### EXERCISE INSTRUCTIONS
Pick out and copy every line below that has the word "left".

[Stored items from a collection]
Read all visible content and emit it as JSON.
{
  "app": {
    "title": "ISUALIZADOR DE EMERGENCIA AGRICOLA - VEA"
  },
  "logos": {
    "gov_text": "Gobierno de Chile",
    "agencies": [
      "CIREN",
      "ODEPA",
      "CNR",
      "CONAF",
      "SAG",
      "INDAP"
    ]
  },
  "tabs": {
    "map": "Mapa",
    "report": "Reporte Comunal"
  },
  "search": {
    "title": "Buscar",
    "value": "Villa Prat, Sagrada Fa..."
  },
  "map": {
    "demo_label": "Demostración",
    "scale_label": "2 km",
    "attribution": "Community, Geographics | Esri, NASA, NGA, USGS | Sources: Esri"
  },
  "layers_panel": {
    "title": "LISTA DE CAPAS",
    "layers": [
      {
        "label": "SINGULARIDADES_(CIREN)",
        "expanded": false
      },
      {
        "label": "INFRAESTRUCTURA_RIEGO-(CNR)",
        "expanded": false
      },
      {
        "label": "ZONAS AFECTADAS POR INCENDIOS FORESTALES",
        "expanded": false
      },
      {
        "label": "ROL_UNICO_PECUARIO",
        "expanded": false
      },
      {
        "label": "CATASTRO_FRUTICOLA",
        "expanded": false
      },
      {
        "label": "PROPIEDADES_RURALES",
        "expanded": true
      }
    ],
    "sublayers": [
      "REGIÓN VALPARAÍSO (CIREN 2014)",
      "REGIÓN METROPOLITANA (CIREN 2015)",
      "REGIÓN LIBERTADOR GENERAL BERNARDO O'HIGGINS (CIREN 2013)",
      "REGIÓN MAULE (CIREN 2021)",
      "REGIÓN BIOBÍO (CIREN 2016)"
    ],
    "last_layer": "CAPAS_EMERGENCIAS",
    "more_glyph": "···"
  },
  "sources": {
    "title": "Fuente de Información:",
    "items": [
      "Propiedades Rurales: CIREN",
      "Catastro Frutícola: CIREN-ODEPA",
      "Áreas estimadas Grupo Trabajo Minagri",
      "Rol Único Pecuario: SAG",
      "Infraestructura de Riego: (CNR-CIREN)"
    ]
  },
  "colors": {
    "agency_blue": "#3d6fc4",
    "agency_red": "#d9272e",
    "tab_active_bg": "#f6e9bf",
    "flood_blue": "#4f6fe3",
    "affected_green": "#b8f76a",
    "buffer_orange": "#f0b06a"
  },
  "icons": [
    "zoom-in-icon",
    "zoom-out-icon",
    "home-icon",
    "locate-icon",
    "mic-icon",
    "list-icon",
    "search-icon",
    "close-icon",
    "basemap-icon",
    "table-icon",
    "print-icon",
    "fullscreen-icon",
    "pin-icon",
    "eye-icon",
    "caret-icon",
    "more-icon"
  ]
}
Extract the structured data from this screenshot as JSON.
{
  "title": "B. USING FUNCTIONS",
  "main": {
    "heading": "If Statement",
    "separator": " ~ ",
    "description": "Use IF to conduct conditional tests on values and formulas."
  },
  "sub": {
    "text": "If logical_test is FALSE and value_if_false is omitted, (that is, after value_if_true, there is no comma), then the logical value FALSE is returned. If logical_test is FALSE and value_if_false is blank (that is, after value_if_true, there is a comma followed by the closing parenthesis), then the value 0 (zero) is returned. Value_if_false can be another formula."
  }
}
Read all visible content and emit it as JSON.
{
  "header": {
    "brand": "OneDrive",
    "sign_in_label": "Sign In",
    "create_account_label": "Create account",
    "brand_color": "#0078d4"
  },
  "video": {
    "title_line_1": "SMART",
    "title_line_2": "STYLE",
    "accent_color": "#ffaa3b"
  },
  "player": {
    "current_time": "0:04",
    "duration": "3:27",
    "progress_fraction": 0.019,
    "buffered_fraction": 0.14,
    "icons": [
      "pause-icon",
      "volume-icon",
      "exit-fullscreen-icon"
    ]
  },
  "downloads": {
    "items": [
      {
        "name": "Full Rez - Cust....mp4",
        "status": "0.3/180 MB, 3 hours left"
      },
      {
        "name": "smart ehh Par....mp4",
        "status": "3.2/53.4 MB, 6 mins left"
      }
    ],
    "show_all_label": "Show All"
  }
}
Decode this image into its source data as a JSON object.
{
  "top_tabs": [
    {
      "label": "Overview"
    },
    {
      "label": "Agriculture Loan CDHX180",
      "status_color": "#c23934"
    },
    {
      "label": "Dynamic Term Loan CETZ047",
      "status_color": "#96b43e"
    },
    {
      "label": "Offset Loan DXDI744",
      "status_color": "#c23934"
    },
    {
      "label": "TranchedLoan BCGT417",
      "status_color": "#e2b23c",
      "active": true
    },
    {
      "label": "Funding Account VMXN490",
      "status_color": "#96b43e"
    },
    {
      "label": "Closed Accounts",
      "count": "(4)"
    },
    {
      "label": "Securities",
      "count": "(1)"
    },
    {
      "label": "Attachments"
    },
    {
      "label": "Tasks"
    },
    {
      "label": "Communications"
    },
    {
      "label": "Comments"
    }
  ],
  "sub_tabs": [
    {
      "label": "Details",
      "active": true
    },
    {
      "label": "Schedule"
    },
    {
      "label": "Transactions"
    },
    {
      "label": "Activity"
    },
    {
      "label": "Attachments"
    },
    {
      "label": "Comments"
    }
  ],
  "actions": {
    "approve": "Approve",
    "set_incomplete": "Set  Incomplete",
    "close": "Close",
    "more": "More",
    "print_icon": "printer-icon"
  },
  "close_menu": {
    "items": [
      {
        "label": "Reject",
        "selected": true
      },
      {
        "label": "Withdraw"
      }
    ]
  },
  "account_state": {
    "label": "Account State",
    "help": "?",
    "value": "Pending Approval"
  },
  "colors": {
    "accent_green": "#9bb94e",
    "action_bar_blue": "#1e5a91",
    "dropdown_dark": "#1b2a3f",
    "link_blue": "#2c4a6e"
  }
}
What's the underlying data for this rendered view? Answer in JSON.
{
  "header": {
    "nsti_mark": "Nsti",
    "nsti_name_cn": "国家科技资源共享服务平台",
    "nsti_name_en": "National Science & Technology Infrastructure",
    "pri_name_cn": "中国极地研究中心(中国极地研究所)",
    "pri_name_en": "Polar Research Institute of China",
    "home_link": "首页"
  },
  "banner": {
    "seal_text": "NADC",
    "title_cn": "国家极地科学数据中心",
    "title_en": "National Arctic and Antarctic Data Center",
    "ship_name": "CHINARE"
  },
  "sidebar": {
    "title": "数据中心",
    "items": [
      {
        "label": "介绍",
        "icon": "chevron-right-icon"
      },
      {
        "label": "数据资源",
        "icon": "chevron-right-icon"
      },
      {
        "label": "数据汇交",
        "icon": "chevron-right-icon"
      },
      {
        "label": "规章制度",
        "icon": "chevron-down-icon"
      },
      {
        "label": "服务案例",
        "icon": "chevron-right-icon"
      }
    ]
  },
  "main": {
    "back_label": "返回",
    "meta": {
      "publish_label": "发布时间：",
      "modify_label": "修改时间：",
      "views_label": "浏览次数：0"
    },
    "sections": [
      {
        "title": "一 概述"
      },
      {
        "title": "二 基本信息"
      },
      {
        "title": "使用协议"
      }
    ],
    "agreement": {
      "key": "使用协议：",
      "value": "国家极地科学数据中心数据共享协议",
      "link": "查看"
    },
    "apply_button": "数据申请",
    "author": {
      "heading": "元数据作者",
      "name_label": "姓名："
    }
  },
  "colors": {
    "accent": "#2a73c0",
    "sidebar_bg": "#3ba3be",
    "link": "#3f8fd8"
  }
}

### REPLY TO THE TASK
        "status": "0.3/180 MB, 3 hours left"
        "status": "3.2/53.4 MB, 6 mins left"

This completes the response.